#### YOUR INSTRUCTIONS
Rewrite the listing below so that each "triangle-label" becomes "triangle-caption", with every other line and character kept the same.
····················
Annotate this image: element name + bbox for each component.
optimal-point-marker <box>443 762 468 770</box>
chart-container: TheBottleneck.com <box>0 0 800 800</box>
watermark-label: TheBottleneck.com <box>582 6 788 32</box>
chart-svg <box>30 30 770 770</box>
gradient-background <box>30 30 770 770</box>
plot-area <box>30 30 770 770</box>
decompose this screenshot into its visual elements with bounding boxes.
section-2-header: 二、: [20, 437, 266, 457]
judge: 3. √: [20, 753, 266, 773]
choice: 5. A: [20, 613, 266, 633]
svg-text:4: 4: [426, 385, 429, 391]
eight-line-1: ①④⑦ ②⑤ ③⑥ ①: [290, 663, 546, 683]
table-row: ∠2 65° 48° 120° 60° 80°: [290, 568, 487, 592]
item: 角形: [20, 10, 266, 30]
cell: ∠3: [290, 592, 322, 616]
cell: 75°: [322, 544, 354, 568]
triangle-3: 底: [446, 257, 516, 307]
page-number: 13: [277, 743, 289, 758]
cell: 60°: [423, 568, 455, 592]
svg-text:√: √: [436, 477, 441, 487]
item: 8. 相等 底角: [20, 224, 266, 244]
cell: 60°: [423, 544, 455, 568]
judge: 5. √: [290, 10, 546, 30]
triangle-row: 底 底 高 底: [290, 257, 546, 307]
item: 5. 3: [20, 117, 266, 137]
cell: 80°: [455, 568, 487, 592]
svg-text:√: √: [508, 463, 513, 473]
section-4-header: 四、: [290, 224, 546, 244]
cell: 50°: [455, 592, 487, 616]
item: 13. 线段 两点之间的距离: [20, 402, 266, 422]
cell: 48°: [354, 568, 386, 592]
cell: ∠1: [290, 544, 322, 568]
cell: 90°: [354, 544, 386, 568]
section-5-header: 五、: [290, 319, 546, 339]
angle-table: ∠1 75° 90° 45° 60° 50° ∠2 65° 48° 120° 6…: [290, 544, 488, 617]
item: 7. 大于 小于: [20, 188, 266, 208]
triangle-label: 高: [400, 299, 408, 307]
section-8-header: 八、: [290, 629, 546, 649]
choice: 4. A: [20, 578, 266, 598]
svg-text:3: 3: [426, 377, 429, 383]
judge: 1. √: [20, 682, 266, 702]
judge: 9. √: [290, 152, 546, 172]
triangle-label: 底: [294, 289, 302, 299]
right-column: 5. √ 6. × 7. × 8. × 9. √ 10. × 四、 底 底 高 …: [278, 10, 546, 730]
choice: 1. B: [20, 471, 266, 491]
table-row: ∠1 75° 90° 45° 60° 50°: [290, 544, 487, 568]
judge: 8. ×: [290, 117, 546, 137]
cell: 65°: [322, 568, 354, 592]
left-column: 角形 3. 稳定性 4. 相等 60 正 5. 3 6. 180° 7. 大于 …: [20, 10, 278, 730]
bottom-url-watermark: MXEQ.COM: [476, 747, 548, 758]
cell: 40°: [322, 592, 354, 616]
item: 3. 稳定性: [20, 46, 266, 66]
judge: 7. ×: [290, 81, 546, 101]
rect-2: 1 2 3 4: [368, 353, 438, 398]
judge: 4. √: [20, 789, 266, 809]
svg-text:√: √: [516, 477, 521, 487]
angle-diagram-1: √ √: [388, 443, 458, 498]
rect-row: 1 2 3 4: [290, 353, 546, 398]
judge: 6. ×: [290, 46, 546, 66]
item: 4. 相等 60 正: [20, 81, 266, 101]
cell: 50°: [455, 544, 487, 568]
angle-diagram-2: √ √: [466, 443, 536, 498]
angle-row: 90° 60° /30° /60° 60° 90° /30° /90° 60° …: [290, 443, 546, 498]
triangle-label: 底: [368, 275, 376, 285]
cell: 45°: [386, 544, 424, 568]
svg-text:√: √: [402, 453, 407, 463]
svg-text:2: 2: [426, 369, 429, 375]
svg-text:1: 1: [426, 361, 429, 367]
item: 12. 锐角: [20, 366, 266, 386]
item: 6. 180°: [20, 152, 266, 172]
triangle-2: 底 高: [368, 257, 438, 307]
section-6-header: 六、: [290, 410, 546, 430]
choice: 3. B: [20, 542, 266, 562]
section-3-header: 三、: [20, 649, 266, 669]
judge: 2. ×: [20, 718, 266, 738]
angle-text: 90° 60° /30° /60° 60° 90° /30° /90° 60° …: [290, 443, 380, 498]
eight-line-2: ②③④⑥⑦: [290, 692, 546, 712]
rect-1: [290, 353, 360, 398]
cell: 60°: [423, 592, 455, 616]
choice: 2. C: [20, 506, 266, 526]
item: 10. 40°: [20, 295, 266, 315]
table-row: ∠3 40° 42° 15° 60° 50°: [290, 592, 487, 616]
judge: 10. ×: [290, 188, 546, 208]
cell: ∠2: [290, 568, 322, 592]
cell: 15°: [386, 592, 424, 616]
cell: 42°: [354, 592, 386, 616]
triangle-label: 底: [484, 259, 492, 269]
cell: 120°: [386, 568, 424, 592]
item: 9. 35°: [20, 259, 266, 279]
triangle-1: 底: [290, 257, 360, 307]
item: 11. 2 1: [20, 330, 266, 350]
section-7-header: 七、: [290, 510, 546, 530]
····················
#### FINAL RESULT
Annotate this image: element name + bbox for each component.
optimal-point-marker <box>443 762 468 770</box>
chart-container: TheBottleneck.com <box>0 0 800 800</box>
watermark-label: TheBottleneck.com <box>582 6 788 32</box>
chart-svg <box>30 30 770 770</box>
gradient-background <box>30 30 770 770</box>
plot-area <box>30 30 770 770</box>
decompose this screenshot into its visual elements with bounding boxes.
section-2-header: 二、: [20, 437, 266, 457]
judge: 3. √: [20, 753, 266, 773]
choice: 5. A: [20, 613, 266, 633]
svg-text:4: 4: [426, 385, 429, 391]
eight-line-1: ①④⑦ ②⑤ ③⑥ ①: [290, 663, 546, 683]
table-row: ∠2 65° 48° 120° 60° 80°: [290, 568, 487, 592]
item: 角形: [20, 10, 266, 30]
cell: ∠3: [290, 592, 322, 616]
cell: 75°: [322, 544, 354, 568]
triangle-3: 底: [446, 257, 516, 307]
page-number: 13: [277, 743, 289, 758]
cell: 60°: [423, 568, 455, 592]
svg-text:√: √: [436, 477, 441, 487]
item: 8. 相等 底角: [20, 224, 266, 244]
cell: 60°: [423, 544, 455, 568]
judge: 5. √: [290, 10, 546, 30]
triangle-row: 底 底 高 底: [290, 257, 546, 307]
item: 5. 3: [20, 117, 266, 137]
cell: 80°: [455, 568, 487, 592]
svg-text:√: √: [508, 463, 513, 473]
section-4-header: 四、: [290, 224, 546, 244]
cell: 50°: [455, 592, 487, 616]
item: 13. 线段 两点之间的距离: [20, 402, 266, 422]
cell: 48°: [354, 568, 386, 592]
cell: ∠1: [290, 544, 322, 568]
cell: 90°: [354, 544, 386, 568]
section-5-header: 五、: [290, 319, 546, 339]
angle-table: ∠1 75° 90° 45° 60° 50° ∠2 65° 48° 120° 6…: [290, 544, 488, 617]
item: 7. 大于 小于: [20, 188, 266, 208]
triangle-caption: 高: [400, 299, 408, 307]
section-8-header: 八、: [290, 629, 546, 649]
choice: 4. A: [20, 578, 266, 598]
svg-text:3: 3: [426, 377, 429, 383]
judge: 1. √: [20, 682, 266, 702]
judge: 9. √: [290, 152, 546, 172]
triangle-caption: 底: [294, 289, 302, 299]
right-column: 5. √ 6. × 7. × 8. × 9. √ 10. × 四、 底 底 高 …: [278, 10, 546, 730]
choice: 1. B: [20, 471, 266, 491]
table-row: ∠1 75° 90° 45° 60° 50°: [290, 544, 487, 568]
judge: 8. ×: [290, 117, 546, 137]
cell: 65°: [322, 568, 354, 592]
left-column: 角形 3. 稳定性 4. 相等 60 正 5. 3 6. 180° 7. 大于 …: [20, 10, 278, 730]
bottom-url-watermark: MXEQ.COM: [476, 747, 548, 758]
cell: 40°: [322, 592, 354, 616]
item: 3. 稳定性: [20, 46, 266, 66]
judge: 7. ×: [290, 81, 546, 101]
rect-2: 1 2 3 4: [368, 353, 438, 398]
judge: 4. √: [20, 789, 266, 809]
svg-text:√: √: [516, 477, 521, 487]
angle-diagram-1: √ √: [388, 443, 458, 498]
rect-row: 1 2 3 4: [290, 353, 546, 398]
judge: 6. ×: [290, 46, 546, 66]
item: 4. 相等 60 正: [20, 81, 266, 101]
cell: 50°: [455, 544, 487, 568]
angle-diagram-2: √ √: [466, 443, 536, 498]
angle-row: 90° 60° /30° /60° 60° 90° /30° /90° 60° …: [290, 443, 546, 498]
triangle-caption: 底: [368, 275, 376, 285]
cell: 45°: [386, 544, 424, 568]
svg-text:√: √: [402, 453, 407, 463]
svg-text:2: 2: [426, 369, 429, 375]
svg-text:1: 1: [426, 361, 429, 367]
item: 12. 锐角: [20, 366, 266, 386]
item: 6. 180°: [20, 152, 266, 172]
triangle-2: 底 高: [368, 257, 438, 307]
section-6-header: 六、: [290, 410, 546, 430]
choice: 3. B: [20, 542, 266, 562]
section-3-header: 三、: [20, 649, 266, 669]
judge: 2. ×: [20, 718, 266, 738]
angle-text: 90° 60° /30° /60° 60° 90° /30° /90° 60° …: [290, 443, 380, 498]
eight-line-2: ②③④⑥⑦: [290, 692, 546, 712]
rect-1: [290, 353, 360, 398]
cell: 60°: [423, 592, 455, 616]
choice: 2. C: [20, 506, 266, 526]
item: 10. 40°: [20, 295, 266, 315]
table-row: ∠3 40° 42° 15° 60° 50°: [290, 592, 487, 616]
judge: 10. ×: [290, 188, 546, 208]
cell: ∠2: [290, 568, 322, 592]
cell: 15°: [386, 592, 424, 616]
cell: 42°: [354, 592, 386, 616]
triangle-caption: 底: [484, 259, 492, 269]
cell: 120°: [386, 568, 424, 592]
item: 9. 35°: [20, 259, 266, 279]
triangle-1: 底: [290, 257, 360, 307]
item: 11. 2 1: [20, 330, 266, 350]
section-7-header: 七、: [290, 510, 546, 530]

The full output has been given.